Required task =
Check each line for the string "السلام", then give only how many lines have it.

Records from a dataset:
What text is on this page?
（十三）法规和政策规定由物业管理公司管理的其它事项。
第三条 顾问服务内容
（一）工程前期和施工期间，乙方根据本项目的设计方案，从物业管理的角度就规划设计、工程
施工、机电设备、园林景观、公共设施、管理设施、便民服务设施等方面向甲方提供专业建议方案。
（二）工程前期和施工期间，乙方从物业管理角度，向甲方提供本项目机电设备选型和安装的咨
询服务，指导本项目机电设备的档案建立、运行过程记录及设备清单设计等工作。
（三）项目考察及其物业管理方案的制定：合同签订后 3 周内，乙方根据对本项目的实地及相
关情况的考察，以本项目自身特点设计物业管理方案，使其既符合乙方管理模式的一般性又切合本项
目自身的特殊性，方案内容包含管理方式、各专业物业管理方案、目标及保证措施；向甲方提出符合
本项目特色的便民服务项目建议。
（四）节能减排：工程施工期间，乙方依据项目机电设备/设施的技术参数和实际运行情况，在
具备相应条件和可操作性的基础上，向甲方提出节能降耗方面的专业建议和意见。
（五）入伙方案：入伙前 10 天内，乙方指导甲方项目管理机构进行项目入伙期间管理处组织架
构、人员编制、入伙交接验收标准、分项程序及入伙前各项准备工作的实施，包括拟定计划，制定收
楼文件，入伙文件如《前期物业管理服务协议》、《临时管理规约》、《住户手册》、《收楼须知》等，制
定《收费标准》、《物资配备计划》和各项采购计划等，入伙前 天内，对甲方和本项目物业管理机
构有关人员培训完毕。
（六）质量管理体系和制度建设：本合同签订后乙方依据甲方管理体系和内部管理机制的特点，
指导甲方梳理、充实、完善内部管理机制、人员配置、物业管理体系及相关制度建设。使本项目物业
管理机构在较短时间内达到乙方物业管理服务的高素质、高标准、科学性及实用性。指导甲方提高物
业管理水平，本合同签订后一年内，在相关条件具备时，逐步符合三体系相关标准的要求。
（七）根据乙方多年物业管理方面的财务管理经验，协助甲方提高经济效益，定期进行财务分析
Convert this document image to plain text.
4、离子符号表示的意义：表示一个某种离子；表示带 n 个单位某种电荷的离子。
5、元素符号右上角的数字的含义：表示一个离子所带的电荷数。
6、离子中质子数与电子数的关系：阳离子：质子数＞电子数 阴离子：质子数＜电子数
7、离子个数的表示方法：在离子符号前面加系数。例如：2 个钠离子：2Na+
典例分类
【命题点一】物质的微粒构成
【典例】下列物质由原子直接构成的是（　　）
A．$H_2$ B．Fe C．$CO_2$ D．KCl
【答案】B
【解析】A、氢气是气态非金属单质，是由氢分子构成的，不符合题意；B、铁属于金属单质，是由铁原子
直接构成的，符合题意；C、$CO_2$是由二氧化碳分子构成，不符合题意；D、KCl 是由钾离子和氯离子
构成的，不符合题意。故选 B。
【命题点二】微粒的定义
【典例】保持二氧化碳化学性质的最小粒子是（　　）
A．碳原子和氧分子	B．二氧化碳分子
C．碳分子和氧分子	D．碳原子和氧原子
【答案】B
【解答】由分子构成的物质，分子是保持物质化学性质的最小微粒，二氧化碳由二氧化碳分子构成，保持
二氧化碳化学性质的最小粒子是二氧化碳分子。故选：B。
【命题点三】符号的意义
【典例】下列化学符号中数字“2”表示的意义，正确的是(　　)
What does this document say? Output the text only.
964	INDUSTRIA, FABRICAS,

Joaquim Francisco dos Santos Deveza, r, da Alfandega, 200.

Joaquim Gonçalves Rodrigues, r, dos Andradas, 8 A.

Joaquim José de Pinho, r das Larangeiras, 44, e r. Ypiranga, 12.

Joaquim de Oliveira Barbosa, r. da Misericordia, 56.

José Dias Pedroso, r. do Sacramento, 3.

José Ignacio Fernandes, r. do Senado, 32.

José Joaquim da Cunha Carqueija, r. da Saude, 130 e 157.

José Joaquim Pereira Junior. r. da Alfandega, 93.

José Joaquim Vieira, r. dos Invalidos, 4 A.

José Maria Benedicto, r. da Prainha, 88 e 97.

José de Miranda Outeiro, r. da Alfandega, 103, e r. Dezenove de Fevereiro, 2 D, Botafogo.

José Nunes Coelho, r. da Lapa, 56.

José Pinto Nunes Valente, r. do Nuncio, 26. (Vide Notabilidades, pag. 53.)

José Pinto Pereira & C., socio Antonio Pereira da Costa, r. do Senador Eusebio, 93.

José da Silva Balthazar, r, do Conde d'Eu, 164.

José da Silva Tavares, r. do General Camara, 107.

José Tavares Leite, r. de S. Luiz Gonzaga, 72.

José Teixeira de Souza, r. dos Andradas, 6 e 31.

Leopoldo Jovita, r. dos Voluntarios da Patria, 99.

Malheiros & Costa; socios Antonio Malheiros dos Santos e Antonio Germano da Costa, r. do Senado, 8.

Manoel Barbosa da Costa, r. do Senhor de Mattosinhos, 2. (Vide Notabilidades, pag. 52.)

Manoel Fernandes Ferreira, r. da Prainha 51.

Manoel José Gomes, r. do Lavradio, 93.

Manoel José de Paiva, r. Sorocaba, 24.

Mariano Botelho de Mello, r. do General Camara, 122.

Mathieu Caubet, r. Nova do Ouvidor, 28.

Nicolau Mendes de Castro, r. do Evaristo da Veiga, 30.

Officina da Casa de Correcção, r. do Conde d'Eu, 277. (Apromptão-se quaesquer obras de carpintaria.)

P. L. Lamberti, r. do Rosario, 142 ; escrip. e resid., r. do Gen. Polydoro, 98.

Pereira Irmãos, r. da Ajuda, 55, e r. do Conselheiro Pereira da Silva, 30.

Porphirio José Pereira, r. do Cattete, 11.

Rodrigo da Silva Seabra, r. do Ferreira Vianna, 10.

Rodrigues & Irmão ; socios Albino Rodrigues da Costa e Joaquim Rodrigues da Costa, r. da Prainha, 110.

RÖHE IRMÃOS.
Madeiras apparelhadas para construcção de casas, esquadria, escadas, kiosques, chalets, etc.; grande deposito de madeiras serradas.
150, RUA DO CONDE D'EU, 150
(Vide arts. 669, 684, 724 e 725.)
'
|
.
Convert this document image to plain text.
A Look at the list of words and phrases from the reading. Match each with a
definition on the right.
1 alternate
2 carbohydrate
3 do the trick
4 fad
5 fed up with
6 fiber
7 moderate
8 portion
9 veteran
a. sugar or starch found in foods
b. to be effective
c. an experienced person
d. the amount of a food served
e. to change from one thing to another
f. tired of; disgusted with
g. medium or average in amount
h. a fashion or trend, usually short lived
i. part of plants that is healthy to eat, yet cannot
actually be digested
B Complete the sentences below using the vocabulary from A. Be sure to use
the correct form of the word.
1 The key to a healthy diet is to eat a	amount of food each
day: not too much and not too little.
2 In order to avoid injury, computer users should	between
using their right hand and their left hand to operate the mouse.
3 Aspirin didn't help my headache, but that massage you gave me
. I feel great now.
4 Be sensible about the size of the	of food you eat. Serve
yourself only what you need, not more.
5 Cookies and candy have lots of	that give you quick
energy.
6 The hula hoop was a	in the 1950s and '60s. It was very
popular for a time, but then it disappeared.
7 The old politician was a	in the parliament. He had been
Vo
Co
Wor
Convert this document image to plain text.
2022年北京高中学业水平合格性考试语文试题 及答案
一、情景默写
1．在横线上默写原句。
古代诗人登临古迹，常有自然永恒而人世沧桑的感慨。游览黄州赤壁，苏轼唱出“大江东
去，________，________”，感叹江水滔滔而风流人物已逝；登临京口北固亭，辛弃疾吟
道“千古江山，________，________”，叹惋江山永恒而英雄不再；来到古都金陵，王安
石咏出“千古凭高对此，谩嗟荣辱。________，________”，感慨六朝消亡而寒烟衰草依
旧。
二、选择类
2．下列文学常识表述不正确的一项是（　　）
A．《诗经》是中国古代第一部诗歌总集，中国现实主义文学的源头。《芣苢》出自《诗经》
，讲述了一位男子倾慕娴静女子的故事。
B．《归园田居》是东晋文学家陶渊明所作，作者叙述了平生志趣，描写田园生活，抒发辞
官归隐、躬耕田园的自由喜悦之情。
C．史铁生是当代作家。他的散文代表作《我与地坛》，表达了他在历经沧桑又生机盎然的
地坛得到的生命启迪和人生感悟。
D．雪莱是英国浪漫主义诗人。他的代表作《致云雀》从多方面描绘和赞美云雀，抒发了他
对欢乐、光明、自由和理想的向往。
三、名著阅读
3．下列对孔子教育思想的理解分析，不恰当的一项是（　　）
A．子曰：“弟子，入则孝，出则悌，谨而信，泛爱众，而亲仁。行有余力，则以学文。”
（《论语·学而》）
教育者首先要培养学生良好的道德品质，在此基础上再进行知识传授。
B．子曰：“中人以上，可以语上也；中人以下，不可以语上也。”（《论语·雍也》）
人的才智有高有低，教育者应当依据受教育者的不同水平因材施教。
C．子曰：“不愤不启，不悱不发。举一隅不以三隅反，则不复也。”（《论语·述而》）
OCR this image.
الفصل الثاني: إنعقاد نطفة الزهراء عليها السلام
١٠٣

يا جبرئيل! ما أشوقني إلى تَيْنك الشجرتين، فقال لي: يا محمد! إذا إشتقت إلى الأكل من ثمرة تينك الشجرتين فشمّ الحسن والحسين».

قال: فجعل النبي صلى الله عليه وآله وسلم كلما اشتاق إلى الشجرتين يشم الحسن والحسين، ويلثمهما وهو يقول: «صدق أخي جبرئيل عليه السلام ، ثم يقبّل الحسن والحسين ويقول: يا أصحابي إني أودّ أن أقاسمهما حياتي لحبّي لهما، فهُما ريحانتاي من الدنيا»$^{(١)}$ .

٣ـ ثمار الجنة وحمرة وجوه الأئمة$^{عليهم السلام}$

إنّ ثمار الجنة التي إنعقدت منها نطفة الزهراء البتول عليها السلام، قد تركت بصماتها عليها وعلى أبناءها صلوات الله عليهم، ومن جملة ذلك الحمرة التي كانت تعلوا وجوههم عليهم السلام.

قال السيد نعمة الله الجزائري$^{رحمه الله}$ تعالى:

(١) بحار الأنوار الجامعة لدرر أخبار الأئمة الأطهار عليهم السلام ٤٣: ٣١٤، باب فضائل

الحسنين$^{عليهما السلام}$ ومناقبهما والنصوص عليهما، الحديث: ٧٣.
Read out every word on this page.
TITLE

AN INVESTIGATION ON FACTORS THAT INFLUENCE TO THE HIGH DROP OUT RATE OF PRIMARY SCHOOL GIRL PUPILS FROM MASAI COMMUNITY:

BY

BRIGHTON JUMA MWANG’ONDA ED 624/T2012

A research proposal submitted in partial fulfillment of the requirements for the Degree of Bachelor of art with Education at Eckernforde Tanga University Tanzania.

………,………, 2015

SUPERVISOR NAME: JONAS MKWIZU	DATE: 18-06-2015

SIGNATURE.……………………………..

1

Task solution =
6